* **Problem requirements**
Pick out every line that holds the string "relative" and copy it.

——————————

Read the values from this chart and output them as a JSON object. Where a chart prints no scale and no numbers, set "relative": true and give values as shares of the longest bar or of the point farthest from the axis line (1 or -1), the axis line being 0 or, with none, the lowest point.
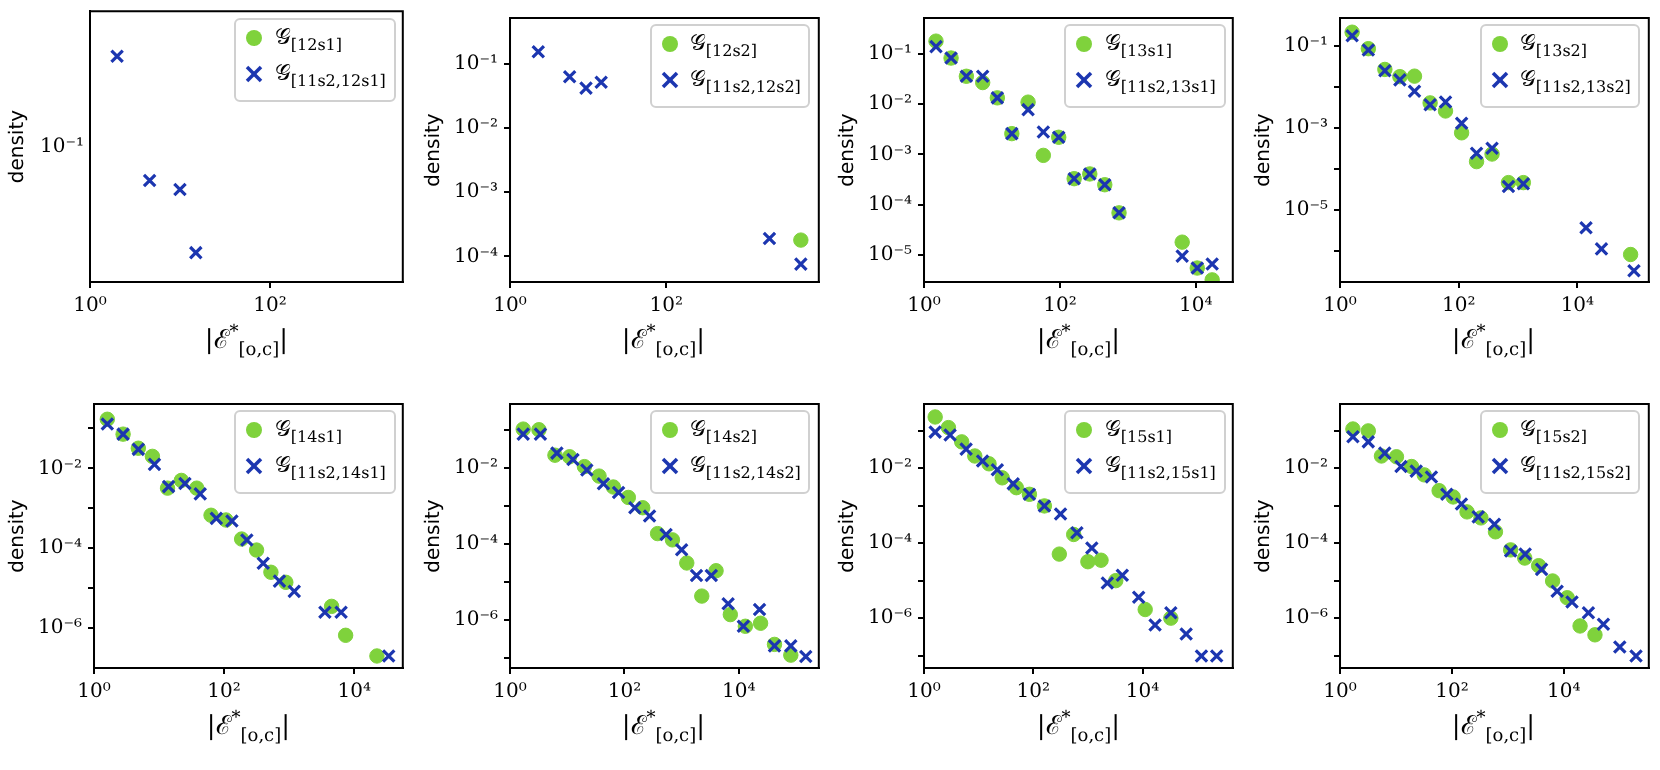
{
  "chart_data": [
    {
      "type": "scatter",
      "xlabel": "|ℰ$^{*}$$_{[o,c]}$|",
      "ylabel": "density",
      "log": "x",
      "relative": true,
      "annotations": [
        "10⁻¹"
      ],
      "legend": "top right",
      "grid": false,
      "xlim": [
        1,
        3000
      ],
      "xticks": [
        {
          "value": 1,
          "label": "10⁰"
        },
        {
          "value": 100,
          "label": "10²"
        }
      ],
      "series": [
        {
          "name": "𝒢$_{[12s1]}$",
          "color": "#7fd23c",
          "marker": "circle"
        },
        {
          "name": "𝒢$_{[11s2,12s1]}$",
          "color": "#1c36b0",
          "marker": "cross",
          "x": [
            2,
            4.6,
            10,
            15
          ],
          "values": [
            1,
            0.45,
            0.41,
            0.13
          ]
        }
      ]
    },
    {
      "type": "scatter",
      "xlabel": "|ℰ$^{*}$$_{[o,c]}$|",
      "ylabel": "density",
      "log": "xy",
      "legend": "top right",
      "grid": false,
      "xlim": [
        1,
        9000
      ],
      "xticks": [
        {
          "value": 1,
          "label": "10⁰"
        },
        {
          "value": 100,
          "label": "10²"
        }
      ],
      "ylim": [
        4e-05,
        0.52
      ],
      "yticks": [
        {
          "value": 0.1,
          "label": "10⁻¹"
        },
        {
          "value": 0.01,
          "label": "10⁻²"
        },
        {
          "value": 0.001,
          "label": "10⁻³"
        },
        {
          "value": 0.0001,
          "label": "10⁻⁴"
        }
      ],
      "series": [
        {
          "name": "𝒢$_{[12s2]}$",
          "color": "#7fd23c",
          "marker": "circle",
          "x": [
            5300
          ],
          "values": [
            0.00018
          ]
        },
        {
          "name": "𝒢$_{[11s2,12s2]}$",
          "color": "#1c36b0",
          "marker": "cross",
          "x": [
            2.3,
            5.8,
            9.4,
            14.7,
            2100,
            5300
          ],
          "values": [
            0.155,
            0.063,
            0.042,
            0.052,
            0.00019,
            7.6e-05
          ]
        }
      ]
    },
    {
      "type": "scatter",
      "xlabel": "|ℰ$^{*}$$_{[o,c]}$|",
      "ylabel": "density",
      "log": "xy",
      "legend": "top right",
      "grid": false,
      "xlim": [
        1,
        35000
      ],
      "xticks": [
        {
          "value": 1,
          "label": "10⁰"
        },
        {
          "value": 100,
          "label": "10²"
        },
        {
          "value": 10000,
          "label": "10⁴"
        }
      ],
      "ylim": [
        2.9e-06,
        0.52
      ],
      "yticks": [
        {
          "value": 0.1,
          "label": "10⁻¹"
        },
        {
          "value": 0.01,
          "label": "10⁻²"
        },
        {
          "value": 0.001,
          "label": "10⁻³"
        },
        {
          "value": 0.0001,
          "label": "10⁻⁴"
        },
        {
          "value": 1e-05,
          "label": "10⁻⁵"
        }
      ],
      "series": [
        {
          "name": "𝒢$_{[13s1]}$",
          "color": "#7fd23c",
          "marker": "circle",
          "x": [
            1.5,
            2.5,
            4.2,
            7.3,
            12,
            19.6,
            34,
            57,
            96,
            162,
            275,
            457,
            741,
            6300,
            10500,
            17400
          ],
          "values": [
            0.18,
            0.083,
            0.036,
            0.027,
            0.0134,
            0.0026,
            0.011,
            0.00096,
            0.0022,
            0.00033,
            0.00041,
            0.00025,
            6.9e-05,
            1.8e-05,
            5.5e-06,
            3.2e-06
          ]
        },
        {
          "name": "𝒢$_{[11s2,13s1]}$",
          "color": "#1c36b0",
          "marker": "cross",
          "x": [
            1.5,
            2.5,
            4.2,
            7.3,
            12,
            19.6,
            34,
            57,
            96,
            162,
            275,
            457,
            741,
            6300,
            10500,
            17400
          ],
          "values": [
            0.14,
            0.083,
            0.036,
            0.036,
            0.0134,
            0.0026,
            0.0078,
            0.0028,
            0.0022,
            0.00033,
            0.00041,
            0.00025,
            6.9e-05,
            9.5e-06,
            5.5e-06,
            6.6e-06
          ]
        }
      ]
    },
    {
      "type": "scatter",
      "xlabel": "|ℰ$^{*}$$_{[o,c]}$|",
      "ylabel": "density",
      "log": "xy",
      "legend": "top right",
      "grid": false,
      "xlim": [
        1,
        160000
      ],
      "xticks": [
        {
          "value": 1,
          "label": "10⁰"
        },
        {
          "value": 100,
          "label": "10²"
        },
        {
          "value": 10000,
          "label": "10⁴"
        }
      ],
      "ylim": [
        1.7e-07,
        0.49
      ],
      "yticks": [
        {
          "value": 0.1,
          "label": "10⁻¹"
        },
        {
          "value": 0.01,
          "label": null
        },
        {
          "value": 0.001,
          "label": "10⁻³"
        },
        {
          "value": 0.0001,
          "label": null
        },
        {
          "value": 1e-05,
          "label": "10⁻⁵"
        },
        {
          "value": 1e-06,
          "label": null
        }
      ],
      "series": [
        {
          "name": "𝒢$_{[13s2]}$",
          "color": "#7fd23c",
          "marker": "circle",
          "x": [
            1.6,
            3,
            5.7,
            10.2,
            18,
            33,
            60,
            112,
            200,
            365,
            690,
            1230,
            79000
          ],
          "values": [
            0.22,
            0.087,
            0.027,
            0.018,
            0.0185,
            0.0041,
            0.0026,
            0.00076,
            0.00015,
            0.00023,
            4.6e-05,
            4.6e-05,
            8e-07
          ]
        },
        {
          "name": "𝒢$_{[11s2,13s2]}$",
          "color": "#1c36b0",
          "marker": "cross",
          "x": [
            1.6,
            3,
            5.7,
            10.2,
            18,
            33,
            60,
            112,
            200,
            365,
            690,
            1230,
            14000,
            25500,
            90000
          ],
          "values": [
            0.18,
            0.081,
            0.025,
            0.015,
            0.0079,
            0.0037,
            0.0043,
            0.0013,
            0.00024,
            0.00032,
            3.7e-05,
            4.3e-05,
            3.6e-06,
            1.1e-06,
            3.2e-07
          ]
        }
      ]
    },
    {
      "type": "scatter",
      "xlabel": "|ℰ$^{*}$$_{[o,c]}$|",
      "ylabel": "density",
      "log": "xy",
      "legend": "top right",
      "grid": false,
      "xlim": [
        1,
        56000
      ],
      "xticks": [
        {
          "value": 1,
          "label": "10⁰"
        },
        {
          "value": 100,
          "label": "10²"
        },
        {
          "value": 10000,
          "label": "10⁴"
        }
      ],
      "ylim": [
        1e-07,
        0.41
      ],
      "yticks": [
        {
          "value": 0.1,
          "label": null
        },
        {
          "value": 0.01,
          "label": "10⁻²"
        },
        {
          "value": 0.001,
          "label": null
        },
        {
          "value": 0.0001,
          "label": "10⁻⁴"
        },
        {
          "value": 1e-05,
          "label": null
        },
        {
          "value": 1e-06,
          "label": "10⁻⁶"
        }
      ],
      "series": [
        {
          "name": "𝒢$_{[14s1]}$",
          "color": "#7fd23c",
          "marker": "circle",
          "x": [
            1.6,
            2.8,
            4.8,
            7.9,
            13.5,
            22,
            38,
            63,
            107,
            186,
            316,
            525,
            890,
            4500,
            7400,
            22400
          ],
          "values": [
            0.17,
            0.072,
            0.032,
            0.02,
            0.0032,
            0.005,
            0.0032,
            0.00067,
            0.00051,
            0.00017,
            9e-05,
            2.5e-05,
            1.4e-05,
            3.5e-06,
            6.6e-07,
            2e-07
          ]
        },
        {
          "name": "𝒢$_{[11s2,14s1]}$",
          "color": "#1c36b0",
          "marker": "cross",
          "x": [
            1.6,
            2.8,
            4.8,
            8.5,
            14,
            25,
            43,
            76,
            132,
            224,
            400,
            710,
            1200,
            3550,
            6300,
            34000
          ],
          "values": [
            0.13,
            0.072,
            0.03,
            0.0126,
            0.0035,
            0.0042,
            0.0023,
            0.00056,
            0.00048,
            0.00016,
            4.2e-05,
            1.5e-05,
            8.3e-06,
            2.5e-06,
            2.5e-06,
            2e-07
          ]
        }
      ]
    },
    {
      "type": "scatter",
      "xlabel": "|ℰ$^{*}$$_{[o,c]}$|",
      "ylabel": "density",
      "log": "xy",
      "legend": "top right",
      "grid": false,
      "xlim": [
        1,
        250000
      ],
      "xticks": [
        {
          "value": 1,
          "label": "10⁰"
        },
        {
          "value": 100,
          "label": "10²"
        },
        {
          "value": 10000,
          "label": "10⁴"
        }
      ],
      "ylim": [
        5.5e-08,
        0.49
      ],
      "yticks": [
        {
          "value": 0.1,
          "label": null
        },
        {
          "value": 0.01,
          "label": "10⁻²"
        },
        {
          "value": 0.001,
          "label": null
        },
        {
          "value": 0.0001,
          "label": "10⁻⁴"
        },
        {
          "value": 1e-05,
          "label": null
        },
        {
          "value": 1e-06,
          "label": "10⁻⁶"
        },
        {
          "value": 1e-07,
          "label": null
        }
      ],
      "series": [
        {
          "name": "𝒢$_{[14s2]}$",
          "color": "#7fd23c",
          "marker": "circle",
          "x": [
            1.7,
            3.2,
            6.1,
            11,
            20,
            36,
            64,
            117,
            209,
            380,
            690,
            1230,
            2250,
            4000,
            7100,
            13000,
            24000,
            42000,
            81000
          ],
          "values": [
            0.107,
            0.103,
            0.022,
            0.02,
            0.011,
            0.0062,
            0.0032,
            0.0017,
            0.00091,
            0.00019,
            0.00013,
            3.2e-05,
            4.3e-06,
            2e-05,
            1.4e-06,
            6.9e-07,
            8.3e-07,
            2.3e-07,
            1.2e-07
          ]
        },
        {
          "name": "𝒢$_{[11s2,14s2]}$",
          "color": "#1c36b0",
          "marker": "cross",
          "x": [
            1.7,
            3.4,
            6.6,
            12.6,
            22,
            43,
            79,
            152,
            275,
            535,
            1000,
            1820,
            3300,
            6500,
            12000,
            23000,
            42000,
            81000,
            148000
          ],
          "values": [
            0.079,
            0.079,
            0.025,
            0.017,
            0.009,
            0.0039,
            0.0023,
            0.00091,
            0.00055,
            0.00018,
            7.1e-05,
            1.5e-05,
            1.5e-05,
            2.7e-06,
            6.9e-07,
            1.9e-06,
            2.1e-07,
            2.1e-07,
            1.1e-07
          ]
        }
      ]
    },
    {
      "type": "scatter",
      "xlabel": "|ℰ$^{*}$$_{[o,c]}$|",
      "ylabel": "density",
      "log": "xy",
      "legend": "top right",
      "grid": false,
      "xlim": [
        1,
        450000
      ],
      "xticks": [
        {
          "value": 1,
          "label": "10⁰"
        },
        {
          "value": 100,
          "label": "10²"
        },
        {
          "value": 10000,
          "label": "10⁴"
        }
      ],
      "ylim": [
        4.7e-08,
        0.51
      ],
      "yticks": [
        {
          "value": 0.1,
          "label": null
        },
        {
          "value": 0.01,
          "label": "10⁻²"
        },
        {
          "value": 0.001,
          "label": null
        },
        {
          "value": 0.0001,
          "label": "10⁻⁴"
        },
        {
          "value": 1e-05,
          "label": null
        },
        {
          "value": 1e-06,
          "label": "10⁻⁶"
        },
        {
          "value": 1e-07,
          "label": null
        }
      ],
      "series": [
        {
          "name": "𝒢$_{[15s1]}$",
          "color": "#7fd23c",
          "marker": "circle",
          "x": [
            1.6,
            2.8,
            4.9,
            8.5,
            15.5,
            27,
            49,
            85,
            160,
            300,
            550,
            1000,
            1740,
            3240,
            11200,
            33000
          ],
          "values": [
            0.23,
            0.12,
            0.05,
            0.021,
            0.013,
            0.0055,
            0.003,
            0.002,
            0.00098,
            5.1e-05,
            0.00017,
            3.2e-05,
            3.5e-05,
            1e-05,
            1.7e-06,
            1e-06
          ]
        },
        {
          "name": "𝒢$_{[11s2,15s1]}$",
          "color": "#1c36b0",
          "marker": "cross",
          "x": [
            1.6,
            3,
            5.9,
            11.8,
            22,
            43,
            85,
            160,
            316,
            630,
            1180,
            2270,
            4270,
            8500,
            17000,
            33000,
            63000,
            120000,
            228000
          ],
          "values": [
            0.091,
            0.076,
            0.032,
            0.0155,
            0.009,
            0.0038,
            0.002,
            0.00098,
            0.0006,
            0.00019,
            7.4e-05,
            8.7e-06,
            1.4e-05,
            3.6e-06,
            6.6e-07,
            1.4e-06,
            3.8e-07,
            9.8e-08,
            9.8e-08
          ]
        }
      ]
    },
    {
      "type": "scatter",
      "xlabel": "|ℰ$^{*}$$_{[o,c]}$|",
      "ylabel": "density",
      "log": "xy",
      "legend": "top right",
      "grid": false,
      "xlim": [
        1,
        330000
      ],
      "xticks": [
        {
          "value": 1,
          "label": "10⁰"
        },
        {
          "value": 100,
          "label": "10²"
        },
        {
          "value": 10000,
          "label": "10⁴"
        }
      ],
      "ylim": [
        4.7e-08,
        0.51
      ],
      "yticks": [
        {
          "value": 0.1,
          "label": null
        },
        {
          "value": 0.01,
          "label": "10⁻²"
        },
        {
          "value": 0.001,
          "label": null
        },
        {
          "value": 0.0001,
          "label": "10⁻⁴"
        },
        {
          "value": 1e-05,
          "label": null
        },
        {
          "value": 1e-06,
          "label": "10⁻⁶"
        },
        {
          "value": 1e-07,
          "label": null
        }
      ],
      "series": [
        {
          "name": "𝒢$_{[15s2]}$",
          "color": "#7fd23c",
          "marker": "circle",
          "x": [
            1.7,
            3.2,
            5.5,
            10.2,
            19,
            32,
            59,
            105,
            186,
            330,
            600,
            1120,
            2000,
            3550,
            6300,
            11500,
            19500,
            36000
          ],
          "values": [
            0.11,
            0.098,
            0.021,
            0.02,
            0.011,
            0.0066,
            0.0025,
            0.0017,
            0.00068,
            0.00047,
            0.0002,
            6.6e-05,
            4e-05,
            2.5e-05,
            9.8e-06,
            3.5e-06,
            6.2e-07,
            3.6e-07
          ]
        },
        {
          "name": "𝒢$_{[11s2,15s2]}$",
          "color": "#1c36b0",
          "marker": "cross",
          "x": [
            1.7,
            3.2,
            6.3,
            12.3,
            23,
            43,
            81,
            148,
            295,
            575,
            1120,
            2040,
            4000,
            7600,
            14000,
            27500,
            51000,
            100000,
            195000
          ],
          "values": [
            0.068,
            0.05,
            0.025,
            0.011,
            0.0083,
            0.0058,
            0.002,
            0.0011,
            0.0005,
            0.00032,
            6.2e-05,
            5.1e-05,
            2e-05,
            5.2e-06,
            2.7e-06,
            1.4e-06,
            6.9e-07,
            1.7e-07,
            9.8e-08
          ]
        }
      ]
    }
  ]
}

——————————

* **Reply to the task**
Read the values from this chart and output them as a JSON object. Where a chart prints no scale and no numbers, set "relative": true and give values as shares of the longest bar or of the point farthest from the axis line (1 or -1), the axis line being 0 or, with none, the lowest point.
      "relative": true,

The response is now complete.